__Requirements__. Give the material again in full, matching it exactly.

-- Begin Data section --

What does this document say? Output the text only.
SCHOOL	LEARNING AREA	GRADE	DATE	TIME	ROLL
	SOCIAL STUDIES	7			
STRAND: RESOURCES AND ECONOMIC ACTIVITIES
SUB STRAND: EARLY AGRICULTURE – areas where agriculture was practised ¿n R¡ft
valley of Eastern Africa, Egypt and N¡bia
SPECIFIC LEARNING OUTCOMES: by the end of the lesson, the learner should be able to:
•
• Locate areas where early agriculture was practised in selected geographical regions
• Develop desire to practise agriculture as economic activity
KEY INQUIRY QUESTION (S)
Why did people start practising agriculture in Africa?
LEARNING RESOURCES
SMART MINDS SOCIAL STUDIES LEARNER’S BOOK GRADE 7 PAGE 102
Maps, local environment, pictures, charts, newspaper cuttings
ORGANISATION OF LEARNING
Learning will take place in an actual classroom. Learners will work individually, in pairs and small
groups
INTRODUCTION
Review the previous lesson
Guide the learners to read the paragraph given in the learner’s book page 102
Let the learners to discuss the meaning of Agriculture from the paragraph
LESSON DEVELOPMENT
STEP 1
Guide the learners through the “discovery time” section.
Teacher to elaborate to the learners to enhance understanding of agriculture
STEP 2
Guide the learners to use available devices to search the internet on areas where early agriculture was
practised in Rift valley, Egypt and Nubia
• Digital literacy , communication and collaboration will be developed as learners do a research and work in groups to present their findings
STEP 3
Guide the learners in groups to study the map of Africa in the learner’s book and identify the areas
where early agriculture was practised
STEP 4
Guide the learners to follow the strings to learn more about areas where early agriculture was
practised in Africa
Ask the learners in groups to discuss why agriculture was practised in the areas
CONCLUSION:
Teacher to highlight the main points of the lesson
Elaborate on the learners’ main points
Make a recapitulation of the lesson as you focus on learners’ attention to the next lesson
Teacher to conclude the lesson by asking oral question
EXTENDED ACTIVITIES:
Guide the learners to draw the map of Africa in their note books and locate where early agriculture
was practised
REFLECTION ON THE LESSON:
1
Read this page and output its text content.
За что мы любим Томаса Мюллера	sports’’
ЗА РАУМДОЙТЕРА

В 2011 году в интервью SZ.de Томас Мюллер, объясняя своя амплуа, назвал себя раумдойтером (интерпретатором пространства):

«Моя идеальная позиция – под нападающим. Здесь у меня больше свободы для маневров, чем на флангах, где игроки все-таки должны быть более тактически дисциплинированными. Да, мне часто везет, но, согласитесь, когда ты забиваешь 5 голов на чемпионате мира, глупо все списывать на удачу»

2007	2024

-- End Data section --

__The solution__.
What does this document say? Output the text only.
SCHOOL	LEARNING AREA	GRADE	DATE	TIME	ROLL
	SOCIAL STUDIES	7			
STRAND: RESOURCES AND ECONOMIC ACTIVITIES
SUB STRAND: EARLY AGRICULTURE – areas where agriculture was practised ¿n R¡ft
valley of Eastern Africa, Egypt and N¡bia
SPECIFIC LEARNING OUTCOMES: by the end of the lesson, the learner should be able to:
•
• Locate areas where early agriculture was practised in selected geographical regions
• Develop desire to practise agriculture as economic activity
KEY INQUIRY QUESTION (S)
Why did people start practising agriculture in Africa?
LEARNING RESOURCES
SMART MINDS SOCIAL STUDIES LEARNER’S BOOK GRADE 7 PAGE 102
Maps, local environment, pictures, charts, newspaper cuttings
ORGANISATION OF LEARNING
Learning will take place in an actual classroom. Learners will work individually, in pairs and small
groups
INTRODUCTION
Review the previous lesson
Guide the learners to read the paragraph given in the learner’s book page 102
Let the learners to discuss the meaning of Agriculture from the paragraph
LESSON DEVELOPMENT
STEP 1
Guide the learners through the “discovery time” section.
Teacher to elaborate to the learners to enhance understanding of agriculture
STEP 2
Guide the learners to use available devices to search the internet on areas where early agriculture was
practised in Rift valley, Egypt and Nubia
• Digital literacy , communication and collaboration will be developed as learners do a research and work in groups to present their findings
STEP 3
Guide the learners in groups to study the map of Africa in the learner’s book and identify the areas
where early agriculture was practised
STEP 4
Guide the learners to follow the strings to learn more about areas where early agriculture was
practised in Africa
Ask the learners in groups to discuss why agriculture was practised in the areas
CONCLUSION:
Teacher to highlight the main points of the lesson
Elaborate on the learners’ main points
Make a recapitulation of the lesson as you focus on learners’ attention to the next lesson
Teacher to conclude the lesson by asking oral question
EXTENDED ACTIVITIES:
Guide the learners to draw the map of Africa in their note books and locate where early agriculture
was practised
REFLECTION ON THE LESSON:
1
Read this page and output its text content.
За что мы любим Томаса Мюллера	sports’’
ЗА РАУМДОЙТЕРА

В 2011 году в интервью SZ.de Томас Мюллер, объясняя своя амплуа, назвал себя раумдойтером (интерпретатором пространства):

«Моя идеальная позиция – под нападающим. Здесь у меня больше свободы для маневров, чем на флангах, где игроки все-таки должны быть более тактически дисциплинированными. Да, мне часто везет, но, согласитесь, когда ты забиваешь 5 голов на чемпионате мира, глупо все списывать на удачу»

2007	2024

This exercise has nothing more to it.